### [Records to process]
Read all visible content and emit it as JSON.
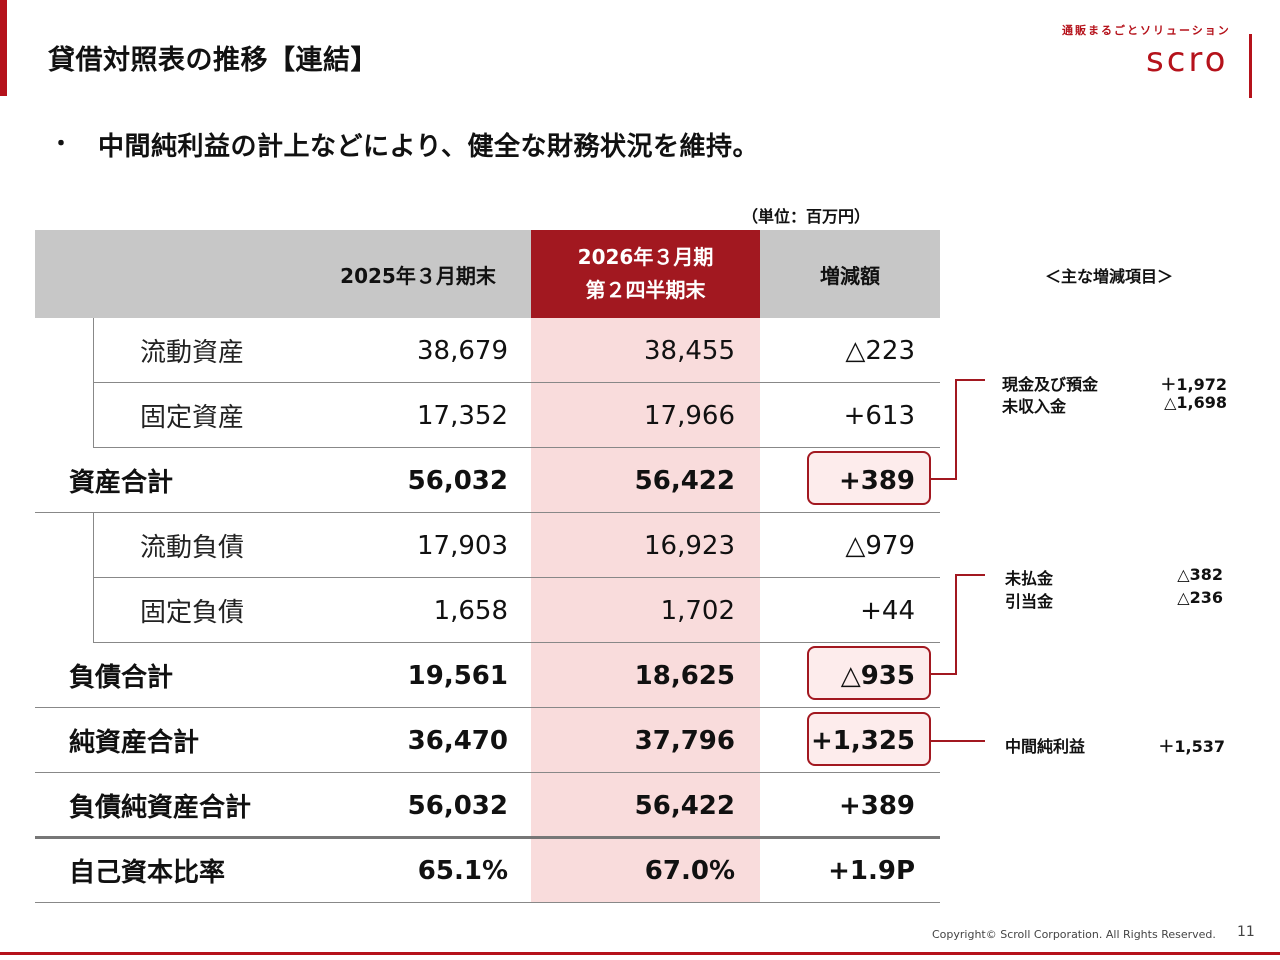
{
  "header": {
    "title": "貸借対照表の推移【連結】",
    "logo_tagline": "通販まるごとソリューション",
    "logo_text": "scro"
  },
  "bullet": {
    "mark": "・",
    "text": "中間純利益の計上などにより、健全な財務状況を維持。"
  },
  "unit": "（単位：百万円）",
  "table": {
    "columns": {
      "col1": "2025年３月期末",
      "col2_line1": "2026年３月期",
      "col2_line2": "第２四半期末",
      "col3": "増減額"
    },
    "rows": [
      {
        "label": "流動資産",
        "v1": "38,679",
        "v2": "38,455",
        "v3": "△223"
      },
      {
        "label": "固定資産",
        "v1": "17,352",
        "v2": "17,966",
        "v3": "+613"
      },
      {
        "label": "資産合計",
        "v1": "56,032",
        "v2": "56,422",
        "v3": "+389"
      },
      {
        "label": "流動負債",
        "v1": "17,903",
        "v2": "16,923",
        "v3": "△979"
      },
      {
        "label": "固定負債",
        "v1": "1,658",
        "v2": "1,702",
        "v3": "+44"
      },
      {
        "label": "負債合計",
        "v1": "19,561",
        "v2": "18,625",
        "v3": "△935"
      },
      {
        "label": "純資産合計",
        "v1": "36,470",
        "v2": "37,796",
        "v3": "+1,325"
      },
      {
        "label": "負債純資産合計",
        "v1": "56,032",
        "v2": "56,422",
        "v3": "+389"
      },
      {
        "label": "自己資本比率",
        "v1": "65.1%",
        "v2": "67.0%",
        "v3": "+1.9P"
      }
    ]
  },
  "notes": {
    "heading": "＜主な増減項目＞",
    "assets": [
      {
        "item": "現金及び預金",
        "value": "＋1,972"
      },
      {
        "item": "未収入金",
        "value": "△1,698"
      }
    ],
    "liabilities": [
      {
        "item": "未払金",
        "value": "△382"
      },
      {
        "item": "引当金",
        "value": "△236"
      }
    ],
    "net_assets": [
      {
        "item": "中間純利益",
        "value": "＋1,537"
      }
    ]
  },
  "footer": {
    "copyright": "Copyright© Scroll Corporation. All Rights Reserved.",
    "page": "11"
  }
}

### [Request]
Write out every line of the preceding listing that contains "label".

### [Completed exercise]
        "label": "流動資産",
        "label": "固定資産",
        "label": "資産合計",
        "label": "流動負債",
        "label": "固定負債",
        "label": "負債合計",
        "label": "純資産合計",
        "label": "負債純資産合計",
        "label": "自己資本比率",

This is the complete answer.